(Rows from a dataset)
---*---

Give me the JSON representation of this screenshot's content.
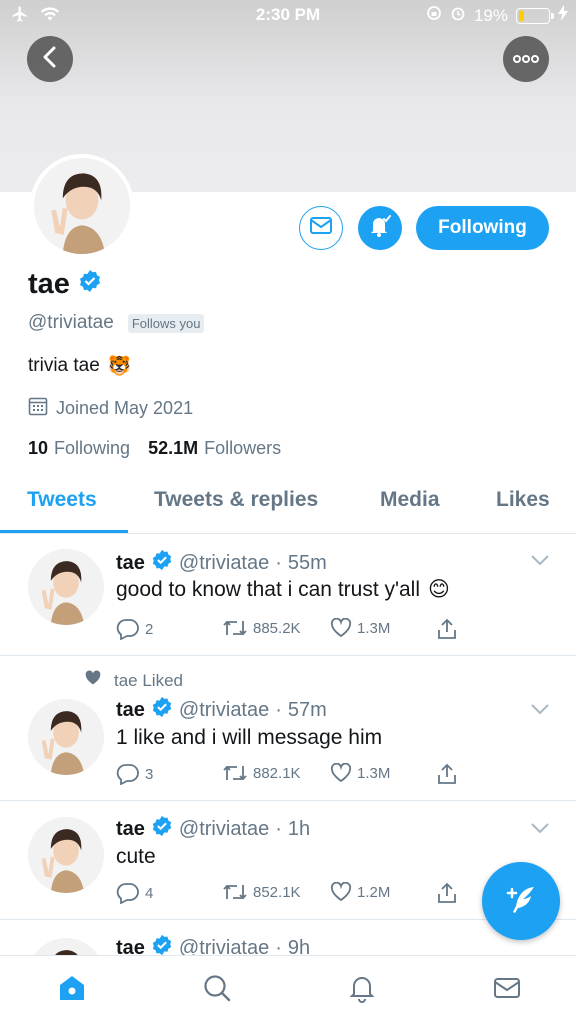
{
  "status_bar": {
    "time": "2:30 PM",
    "battery_percent": "19%",
    "battery_level": 0.19
  },
  "header": {
    "back_icon": "chevron-left-icon",
    "more_icon": "more-horizontal-icon"
  },
  "profile": {
    "name": "tae",
    "verified": true,
    "handle": "@triviatae",
    "follows_you": "Follows you",
    "bio": "trivia tae",
    "bio_emoji": "🐯",
    "joined": "Joined May 2021",
    "following_count": "10",
    "following_label": "Following",
    "followers_count": "52.1M",
    "followers_label": "Followers",
    "follow_button": "Following"
  },
  "tabs": [
    {
      "label": "Tweets",
      "active": true
    },
    {
      "label": "Tweets & replies",
      "active": false
    },
    {
      "label": "Media",
      "active": false
    },
    {
      "label": "Likes",
      "active": false
    }
  ],
  "tweets": [
    {
      "name": "tae",
      "handle": "@triviatae",
      "time": "55m",
      "text": "good to know that i can trust y'all",
      "emoji": "😊",
      "replies": "2",
      "retweets": "885.2K",
      "likes": "1.3M"
    },
    {
      "liked_by": "tae Liked",
      "name": "tae",
      "handle": "@triviatae",
      "time": "57m",
      "text": "1 like and i will message him",
      "replies": "3",
      "retweets": "882.1K",
      "likes": "1.3M"
    },
    {
      "name": "tae",
      "handle": "@triviatae",
      "time": "1h",
      "text": "cute",
      "replies": "4",
      "retweets": "852.1K",
      "likes": "1.2M"
    },
    {
      "name": "tae",
      "handle": "@triviatae",
      "time": "9h"
    }
  ],
  "colors": {
    "accent": "#1da1f2",
    "muted": "#657786",
    "text": "#14171a",
    "divider": "#e1e8ed"
  },
  "nav": [
    "home-icon",
    "search-icon",
    "notifications-icon",
    "messages-icon"
  ]
}
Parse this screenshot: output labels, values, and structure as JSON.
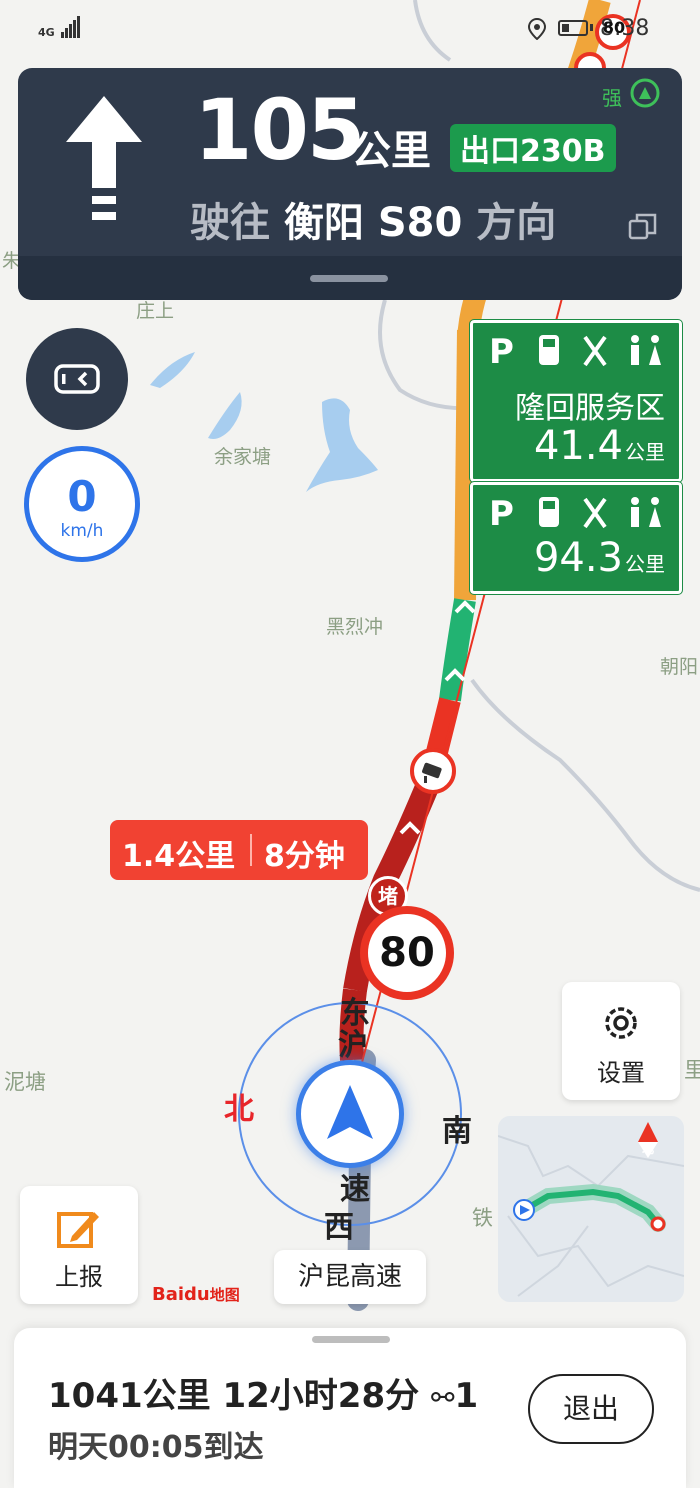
{
  "status_bar": {
    "network": "4G",
    "time": "8:38",
    "speed_limit_ahead": "80"
  },
  "guidance": {
    "distance_value": "105",
    "distance_unit": "公里",
    "exit_label": "出口230B",
    "gps_signal": "强",
    "toward_prefix": "驶往",
    "destination": "衡阳 S80",
    "toward_suffix": "方向"
  },
  "current_speed": {
    "value": "0",
    "unit": "km/h"
  },
  "service_areas": [
    {
      "name": "隆回服务区",
      "distance": "41.4",
      "unit": "公里"
    },
    {
      "distance": "94.3",
      "unit": "公里"
    }
  ],
  "traffic_bubble": {
    "distance": "1.4公里",
    "time": "8分钟"
  },
  "congestion_tag": "堵",
  "speed_limit": "80",
  "compass": {
    "north": "北",
    "south": "南",
    "west": "西"
  },
  "road_chars": {
    "dong": "东",
    "hu": "沪",
    "su": "速"
  },
  "buttons": {
    "settings": "设置",
    "report": "上报",
    "exit": "退出"
  },
  "current_road": "沪昆高速",
  "minimap": {
    "north": "北"
  },
  "logo": {
    "brand": "Baidu",
    "product": "地图"
  },
  "trip": {
    "distance": "1041公里",
    "duration": "12小时28分",
    "lights_count": "1",
    "arrival": "明天00:05到达"
  },
  "map_labels": [
    "朱",
    "庄上",
    "余家塘",
    "黑烈冲",
    "朝阳",
    "泥塘",
    "铁",
    "里"
  ]
}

---*---

▶ [What needs to be done]:
Quote everything in the listing above exactly; pictures are the only thing to omit.

▶ [Answer for this exercise]:
Give me the JSON representation of this screenshot's content.
{
  "status_bar": {
    "time": "2:30 PM",
    "battery_percent": "19%",
    "battery_level": 0.19
  },
  "header": {
    "back_icon": "chevron-left-icon",
    "more_icon": "more-horizontal-icon"
  },
  "profile": {
    "name": "tae",
    "verified": true,
    "handle": "@triviatae",
    "follows_you": "Follows you",
    "bio": "trivia tae",
    "bio_emoji": "🐯",
    "joined": "Joined May 2021",
    "following_count": "10",
    "following_label": "Following",
    "followers_count": "52.1M",
    "followers_label": "Followers",
    "follow_button": "Following"
  },
  "tabs": [
    {
      "label": "Tweets",
      "active": true
    },
    {
      "label": "Tweets & replies",
      "active": false
    },
    {
      "label": "Media",
      "active": false
    },
    {
      "label": "Likes",
      "active": false
    }
  ],
  "tweets": [
    {
      "name": "tae",
      "handle": "@triviatae",
      "time": "55m",
      "text": "good to know that i can trust y'all",
      "emoji": "😊",
      "replies": "2",
      "retweets": "885.2K",
      "likes": "1.3M"
    },
    {
      "liked_by": "tae Liked",
      "name": "tae",
      "handle": "@triviatae",
      "time": "57m",
      "text": "1 like and i will message him",
      "replies": "3",
      "retweets": "882.1K",
      "likes": "1.3M"
    },
    {
      "name": "tae",
      "handle": "@triviatae",
      "time": "1h",
      "text": "cute",
      "replies": "4",
      "retweets": "852.1K",
      "likes": "1.2M"
    },
    {
      "name": "tae",
      "handle": "@triviatae",
      "time": "9h"
    }
  ],
  "colors": {
    "accent": "#1da1f2",
    "muted": "#657786",
    "text": "#14171a",
    "divider": "#e1e8ed"
  },
  "nav": [
    "home-icon",
    "search-icon",
    "notifications-icon",
    "messages-icon"
  ]
}
Parse this screenshot: output labels, values, and structure as JSON.
{
  "status_bar": {
    "network": "4G",
    "time": "8:38",
    "speed_limit_ahead": "80"
  },
  "guidance": {
    "distance_value": "105",
    "distance_unit": "公里",
    "exit_label": "出口230B",
    "gps_signal": "强",
    "toward_prefix": "驶往",
    "destination": "衡阳 S80",
    "toward_suffix": "方向"
  },
  "current_speed": {
    "value": "0",
    "unit": "km/h"
  },
  "service_areas": [
    {
      "name": "隆回服务区",
      "distance": "41.4",
      "unit": "公里"
    },
    {
      "distance": "94.3",
      "unit": "公里"
    }
  ],
  "traffic_bubble": {
    "distance": "1.4公里",
    "time": "8分钟"
  },
  "congestion_tag": "堵",
  "speed_limit": "80",
  "compass": {
    "north": "北",
    "south": "南",
    "west": "西"
  },
  "road_chars": {
    "dong": "东",
    "hu": "沪",
    "su": "速"
  },
  "buttons": {
    "settings": "设置",
    "report": "上报",
    "exit": "退出"
  },
  "current_road": "沪昆高速",
  "minimap": {
    "north": "北"
  },
  "logo": {
    "brand": "Baidu",
    "product": "地图"
  },
  "trip": {
    "distance": "1041公里",
    "duration": "12小时28分",
    "lights_count": "1",
    "arrival": "明天00:05到达"
  },
  "map_labels": [
    "朱",
    "庄上",
    "余家塘",
    "黑烈冲",
    "朝阳",
    "泥塘",
    "铁",
    "里"
  ]
}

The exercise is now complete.